§ **Aim of the exercise**
Provide the material again, with every line intact and exact.

§ **Provided information**

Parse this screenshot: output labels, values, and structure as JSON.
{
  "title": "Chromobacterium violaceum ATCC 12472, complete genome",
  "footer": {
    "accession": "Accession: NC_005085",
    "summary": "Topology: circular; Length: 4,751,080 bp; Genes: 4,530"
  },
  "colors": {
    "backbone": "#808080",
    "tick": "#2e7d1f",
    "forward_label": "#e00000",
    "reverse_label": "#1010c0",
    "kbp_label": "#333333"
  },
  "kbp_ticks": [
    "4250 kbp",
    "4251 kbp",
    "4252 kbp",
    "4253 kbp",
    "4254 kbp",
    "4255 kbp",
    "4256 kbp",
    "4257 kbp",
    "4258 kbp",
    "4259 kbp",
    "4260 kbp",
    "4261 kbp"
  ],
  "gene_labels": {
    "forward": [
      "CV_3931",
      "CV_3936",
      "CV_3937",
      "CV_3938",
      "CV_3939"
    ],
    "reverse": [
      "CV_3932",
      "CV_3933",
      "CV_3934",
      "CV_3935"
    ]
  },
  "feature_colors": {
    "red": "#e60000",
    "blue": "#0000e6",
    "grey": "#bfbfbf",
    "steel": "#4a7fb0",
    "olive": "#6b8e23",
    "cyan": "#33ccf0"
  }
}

§ **Response to this task**
Parse this screenshot: output labels, values, and structure as JSON.
{
  "title": "Chromobacterium violaceum ATCC 12472, complete genome",
  "footer": {
    "accession": "Accession: NC_005085",
    "summary": "Topology: circular; Length: 4,751,080 bp; Genes: 4,530"
  },
  "colors": {
    "backbone": "#808080",
    "tick": "#2e7d1f",
    "forward_label": "#e00000",
    "reverse_label": "#1010c0",
    "kbp_label": "#333333"
  },
  "kbp_ticks": [
    "4250 kbp",
    "4251 kbp",
    "4252 kbp",
    "4253 kbp",
    "4254 kbp",
    "4255 kbp",
    "4256 kbp",
    "4257 kbp",
    "4258 kbp",
    "4259 kbp",
    "4260 kbp",
    "4261 kbp"
  ],
  "gene_labels": {
    "forward": [
      "CV_3931",
      "CV_3936",
      "CV_3937",
      "CV_3938",
      "CV_3939"
    ],
    "reverse": [
      "CV_3932",
      "CV_3933",
      "CV_3934",
      "CV_3935"
    ]
  },
  "feature_colors": {
    "red": "#e60000",
    "blue": "#0000e6",
    "grey": "#bfbfbf",
    "steel": "#4a7fb0",
    "olive": "#6b8e23",
    "cyan": "#33ccf0"
  }
}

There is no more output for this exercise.